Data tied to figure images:
----

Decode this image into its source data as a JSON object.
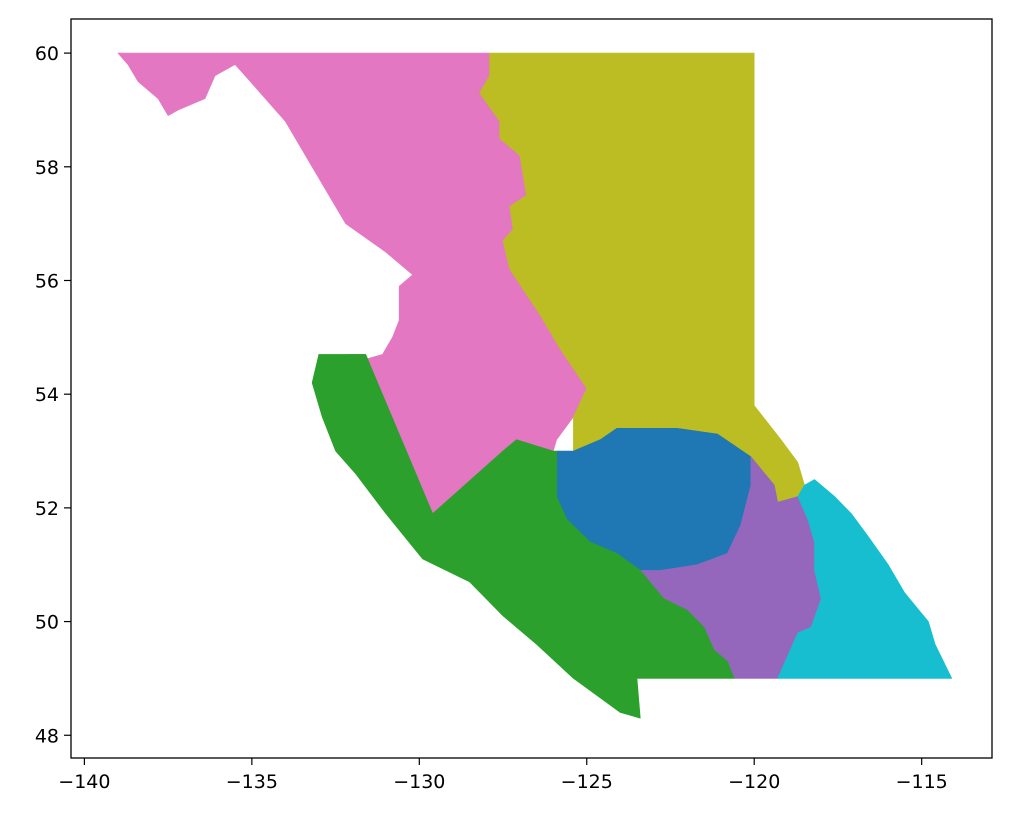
{
  "chart_data": {
    "type": "map",
    "title": "",
    "xlabel": "",
    "ylabel": "",
    "xlim": [
      -140.4,
      -112.9
    ],
    "ylim": [
      47.6,
      60.6
    ],
    "xticks": [
      {
        "value": -140,
        "label": "−140"
      },
      {
        "value": -135,
        "label": "−135"
      },
      {
        "value": -130,
        "label": "−130"
      },
      {
        "value": -125,
        "label": "−125"
      },
      {
        "value": -120,
        "label": "−120"
      },
      {
        "value": -115,
        "label": "−115"
      }
    ],
    "yticks": [
      {
        "value": 48,
        "label": "48"
      },
      {
        "value": 50,
        "label": "50"
      },
      {
        "value": 52,
        "label": "52"
      },
      {
        "value": 54,
        "label": "54"
      },
      {
        "value": 56,
        "label": "56"
      },
      {
        "value": 58,
        "label": "58"
      },
      {
        "value": 60,
        "label": "60"
      }
    ],
    "grid": false,
    "legend": "none",
    "regions": [
      {
        "color": "#e377c2",
        "polygon": [
          [
            -139.0,
            60.0
          ],
          [
            -127.9,
            60.0
          ],
          [
            -127.9,
            59.6
          ],
          [
            -128.2,
            59.3
          ],
          [
            -127.6,
            58.8
          ],
          [
            -127.6,
            58.5
          ],
          [
            -127.0,
            58.2
          ],
          [
            -126.8,
            57.5
          ],
          [
            -127.3,
            57.3
          ],
          [
            -127.2,
            56.9
          ],
          [
            -127.5,
            56.7
          ],
          [
            -127.3,
            56.2
          ],
          [
            -126.4,
            55.4
          ],
          [
            -125.8,
            54.8
          ],
          [
            -125.0,
            54.1
          ],
          [
            -125.4,
            53.6
          ],
          [
            -125.9,
            53.2
          ],
          [
            -126.0,
            53.0
          ],
          [
            -127.1,
            53.2
          ],
          [
            -127.5,
            53.0
          ],
          [
            -129.6,
            51.9
          ],
          [
            -131.6,
            54.7
          ],
          [
            -132.1,
            54.7
          ],
          [
            -131.9,
            54.7
          ],
          [
            -131.7,
            54.6
          ],
          [
            -131.1,
            54.7
          ],
          [
            -130.8,
            55.0
          ],
          [
            -130.6,
            55.3
          ],
          [
            -130.6,
            55.9
          ],
          [
            -130.2,
            56.1
          ],
          [
            -131.0,
            56.5
          ],
          [
            -132.2,
            57.0
          ],
          [
            -133.2,
            58.0
          ],
          [
            -134.0,
            58.8
          ],
          [
            -135.2,
            59.6
          ],
          [
            -135.5,
            59.8
          ],
          [
            -136.1,
            59.6
          ],
          [
            -136.4,
            59.2
          ],
          [
            -137.2,
            59.0
          ],
          [
            -137.5,
            58.9
          ],
          [
            -137.8,
            59.2
          ],
          [
            -138.4,
            59.5
          ],
          [
            -138.7,
            59.8
          ]
        ]
      },
      {
        "color": "#bcbd22",
        "polygon": [
          [
            -127.9,
            60.0
          ],
          [
            -120.0,
            60.0
          ],
          [
            -120.0,
            53.8
          ],
          [
            -119.6,
            53.5
          ],
          [
            -119.2,
            53.2
          ],
          [
            -118.7,
            52.8
          ],
          [
            -118.5,
            52.4
          ],
          [
            -118.7,
            52.2
          ],
          [
            -119.3,
            52.1
          ],
          [
            -119.4,
            52.4
          ],
          [
            -120.1,
            52.9
          ],
          [
            -121.1,
            53.3
          ],
          [
            -122.3,
            53.4
          ],
          [
            -123.2,
            53.4
          ],
          [
            -124.1,
            53.4
          ],
          [
            -124.6,
            53.2
          ],
          [
            -125.4,
            53.0
          ],
          [
            -125.4,
            53.6
          ],
          [
            -125.0,
            54.1
          ],
          [
            -125.8,
            54.8
          ],
          [
            -126.4,
            55.4
          ],
          [
            -127.3,
            56.2
          ],
          [
            -127.5,
            56.7
          ],
          [
            -127.2,
            56.9
          ],
          [
            -127.3,
            57.3
          ],
          [
            -126.8,
            57.5
          ],
          [
            -127.0,
            58.2
          ],
          [
            -127.6,
            58.5
          ],
          [
            -127.6,
            58.8
          ],
          [
            -128.2,
            59.3
          ],
          [
            -127.9,
            59.6
          ]
        ]
      },
      {
        "color": "#1f77b4",
        "polygon": [
          [
            -125.9,
            53.0
          ],
          [
            -125.4,
            53.0
          ],
          [
            -124.6,
            53.2
          ],
          [
            -124.1,
            53.4
          ],
          [
            -123.2,
            53.4
          ],
          [
            -122.3,
            53.4
          ],
          [
            -121.1,
            53.3
          ],
          [
            -120.1,
            52.9
          ],
          [
            -120.1,
            52.4
          ],
          [
            -120.4,
            51.7
          ],
          [
            -120.8,
            51.2
          ],
          [
            -121.7,
            51.0
          ],
          [
            -122.8,
            50.9
          ],
          [
            -123.4,
            50.9
          ],
          [
            -124.1,
            51.2
          ],
          [
            -124.9,
            51.4
          ],
          [
            -125.6,
            51.8
          ],
          [
            -125.9,
            52.2
          ]
        ]
      },
      {
        "color": "#9467bd",
        "polygon": [
          [
            -120.1,
            52.9
          ],
          [
            -119.4,
            52.4
          ],
          [
            -119.3,
            52.1
          ],
          [
            -118.7,
            52.2
          ],
          [
            -118.4,
            51.8
          ],
          [
            -118.2,
            51.4
          ],
          [
            -118.2,
            50.9
          ],
          [
            -118.0,
            50.4
          ],
          [
            -118.3,
            49.9
          ],
          [
            -118.7,
            49.8
          ],
          [
            -119.0,
            49.4
          ],
          [
            -119.3,
            49.0
          ],
          [
            -120.6,
            49.0
          ],
          [
            -120.8,
            49.3
          ],
          [
            -121.2,
            49.5
          ],
          [
            -121.5,
            49.9
          ],
          [
            -122.0,
            50.2
          ],
          [
            -122.7,
            50.4
          ],
          [
            -123.4,
            50.9
          ],
          [
            -122.8,
            50.9
          ],
          [
            -121.7,
            51.0
          ],
          [
            -120.8,
            51.2
          ],
          [
            -120.4,
            51.7
          ],
          [
            -120.1,
            52.4
          ]
        ]
      },
      {
        "color": "#17becf",
        "polygon": [
          [
            -118.5,
            52.4
          ],
          [
            -118.2,
            52.5
          ],
          [
            -117.6,
            52.2
          ],
          [
            -117.1,
            51.9
          ],
          [
            -116.6,
            51.5
          ],
          [
            -116.0,
            51.0
          ],
          [
            -115.5,
            50.5
          ],
          [
            -114.8,
            50.0
          ],
          [
            -114.6,
            49.6
          ],
          [
            -114.1,
            49.0
          ],
          [
            -119.3,
            49.0
          ],
          [
            -119.0,
            49.4
          ],
          [
            -118.7,
            49.8
          ],
          [
            -118.3,
            49.9
          ],
          [
            -118.0,
            50.4
          ],
          [
            -118.2,
            50.9
          ],
          [
            -118.2,
            51.4
          ],
          [
            -118.4,
            51.8
          ],
          [
            -118.7,
            52.2
          ]
        ]
      },
      {
        "color": "#2ca02c",
        "polygon": [
          [
            -131.6,
            54.7
          ],
          [
            -133.0,
            54.7
          ],
          [
            -133.2,
            54.2
          ],
          [
            -132.9,
            53.6
          ],
          [
            -132.5,
            53.0
          ],
          [
            -131.9,
            52.6
          ],
          [
            -131.0,
            51.9
          ],
          [
            -129.9,
            51.1
          ],
          [
            -128.5,
            50.7
          ],
          [
            -127.5,
            50.1
          ],
          [
            -126.5,
            49.6
          ],
          [
            -125.4,
            49.0
          ],
          [
            -124.0,
            48.4
          ],
          [
            -123.4,
            48.3
          ],
          [
            -123.5,
            49.0
          ],
          [
            -120.6,
            49.0
          ],
          [
            -120.8,
            49.3
          ],
          [
            -121.2,
            49.5
          ],
          [
            -121.5,
            49.9
          ],
          [
            -122.0,
            50.2
          ],
          [
            -122.7,
            50.4
          ],
          [
            -123.4,
            50.9
          ],
          [
            -124.1,
            51.2
          ],
          [
            -124.9,
            51.4
          ],
          [
            -125.6,
            51.8
          ],
          [
            -125.9,
            52.2
          ],
          [
            -125.9,
            53.0
          ],
          [
            -126.0,
            53.0
          ],
          [
            -127.1,
            53.2
          ],
          [
            -127.5,
            53.0
          ],
          [
            -129.6,
            51.9
          ]
        ]
      }
    ]
  }
}
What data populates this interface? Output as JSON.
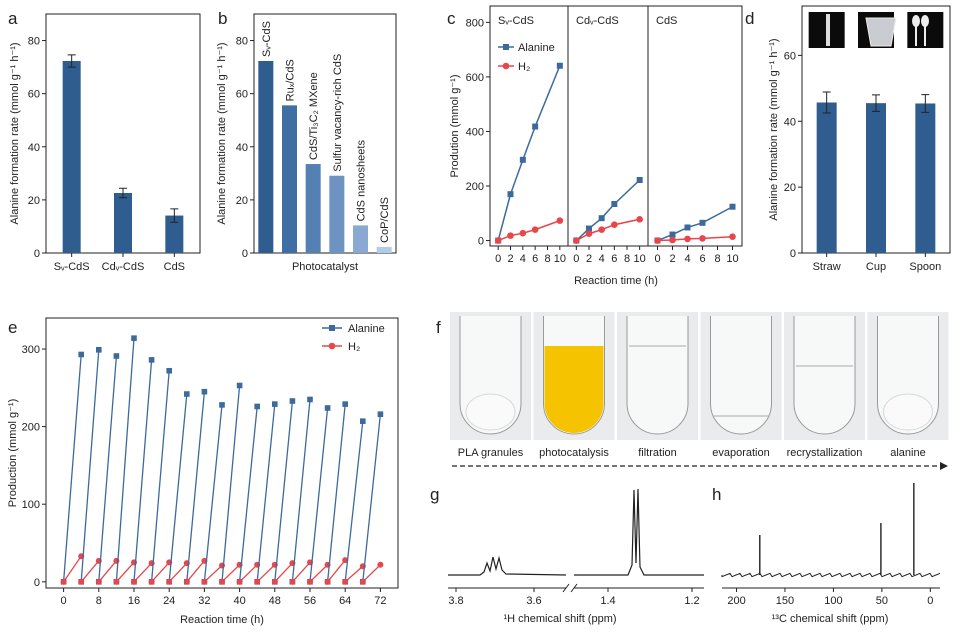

----

> **Exercise details**: From the entries above, list each line with "JSON" in it.

> **Task result**:
Decode this image into its source data as a JSON object.
What data populates this interface? Output as JSON.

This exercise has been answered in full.